■ **Given entries**

• • • •

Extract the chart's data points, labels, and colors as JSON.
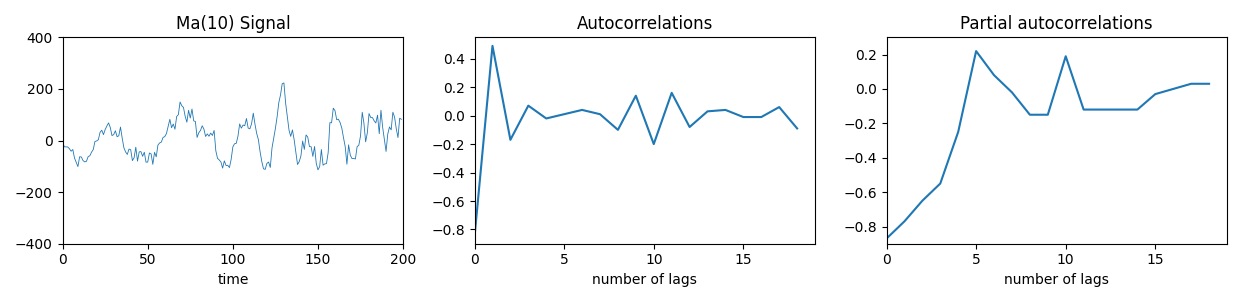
{
  "title1": "Ma(10) Signal",
  "title2": "Autocorrelations",
  "title3": "Partial autocorrelations",
  "xlabel1": "time",
  "xlabel2": "number of lags",
  "xlabel3": "number of lags",
  "acf_y": [
    -0.85,
    0.49,
    -0.17,
    0.07,
    -0.02,
    0.01,
    0.04,
    0.01,
    -0.1,
    0.14,
    -0.2,
    0.16,
    -0.08,
    0.03,
    0.04,
    -0.01,
    -0.01,
    0.06,
    -0.09
  ],
  "pacf_y": [
    -0.87,
    -0.77,
    -0.65,
    -0.55,
    -0.25,
    0.22,
    0.08,
    -0.02,
    -0.15,
    -0.15,
    0.19,
    -0.12,
    -0.12,
    -0.12,
    -0.12,
    -0.03,
    0.0,
    0.03,
    0.03
  ],
  "line_color": "#1f77b4",
  "signal_ylim": [
    -400,
    400
  ],
  "signal_yticks": [
    -400,
    -200,
    0,
    200,
    400
  ],
  "signal_xlim": [
    0,
    200
  ],
  "signal_xticks": [
    0,
    50,
    100,
    150,
    200
  ],
  "acf_ylim": [
    -0.9,
    0.55
  ],
  "acf_yticks": [
    -0.8,
    -0.6,
    -0.4,
    -0.2,
    0.0,
    0.2,
    0.4
  ],
  "acf_xlim": [
    0,
    19
  ],
  "acf_xticks": [
    0,
    5,
    10,
    15
  ],
  "pacf_ylim": [
    -0.9,
    0.3
  ],
  "pacf_yticks": [
    -0.8,
    -0.6,
    -0.4,
    -0.2,
    0.0,
    0.2
  ],
  "pacf_xlim": [
    0,
    19
  ],
  "pacf_xticks": [
    0,
    5,
    10,
    15
  ],
  "fig_width": 12.42,
  "fig_height": 3.02,
  "dpi": 100,
  "signal_n": 200,
  "ma_order": 10,
  "seed": 2023
}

• • • •

■ **Brief**
Every line above should be repeated exactly; pictures stay out of the copy.

■ **Task response**
Extract the chart's data points, labels, and colors as JSON.
{
  "title1": "Ma(10) Signal",
  "title2": "Autocorrelations",
  "title3": "Partial autocorrelations",
  "xlabel1": "time",
  "xlabel2": "number of lags",
  "xlabel3": "number of lags",
  "acf_y": [
    -0.85,
    0.49,
    -0.17,
    0.07,
    -0.02,
    0.01,
    0.04,
    0.01,
    -0.1,
    0.14,
    -0.2,
    0.16,
    -0.08,
    0.03,
    0.04,
    -0.01,
    -0.01,
    0.06,
    -0.09
  ],
  "pacf_y": [
    -0.87,
    -0.77,
    -0.65,
    -0.55,
    -0.25,
    0.22,
    0.08,
    -0.02,
    -0.15,
    -0.15,
    0.19,
    -0.12,
    -0.12,
    -0.12,
    -0.12,
    -0.03,
    0.0,
    0.03,
    0.03
  ],
  "line_color": "#1f77b4",
  "signal_ylim": [
    -400,
    400
  ],
  "signal_yticks": [
    -400,
    -200,
    0,
    200,
    400
  ],
  "signal_xlim": [
    0,
    200
  ],
  "signal_xticks": [
    0,
    50,
    100,
    150,
    200
  ],
  "acf_ylim": [
    -0.9,
    0.55
  ],
  "acf_yticks": [
    -0.8,
    -0.6,
    -0.4,
    -0.2,
    0.0,
    0.2,
    0.4
  ],
  "acf_xlim": [
    0,
    19
  ],
  "acf_xticks": [
    0,
    5,
    10,
    15
  ],
  "pacf_ylim": [
    -0.9,
    0.3
  ],
  "pacf_yticks": [
    -0.8,
    -0.6,
    -0.4,
    -0.2,
    0.0,
    0.2
  ],
  "pacf_xlim": [
    0,
    19
  ],
  "pacf_xticks": [
    0,
    5,
    10,
    15
  ],
  "fig_width": 12.42,
  "fig_height": 3.02,
  "dpi": 100,
  "signal_n": 200,
  "ma_order": 10,
  "seed": 2023
}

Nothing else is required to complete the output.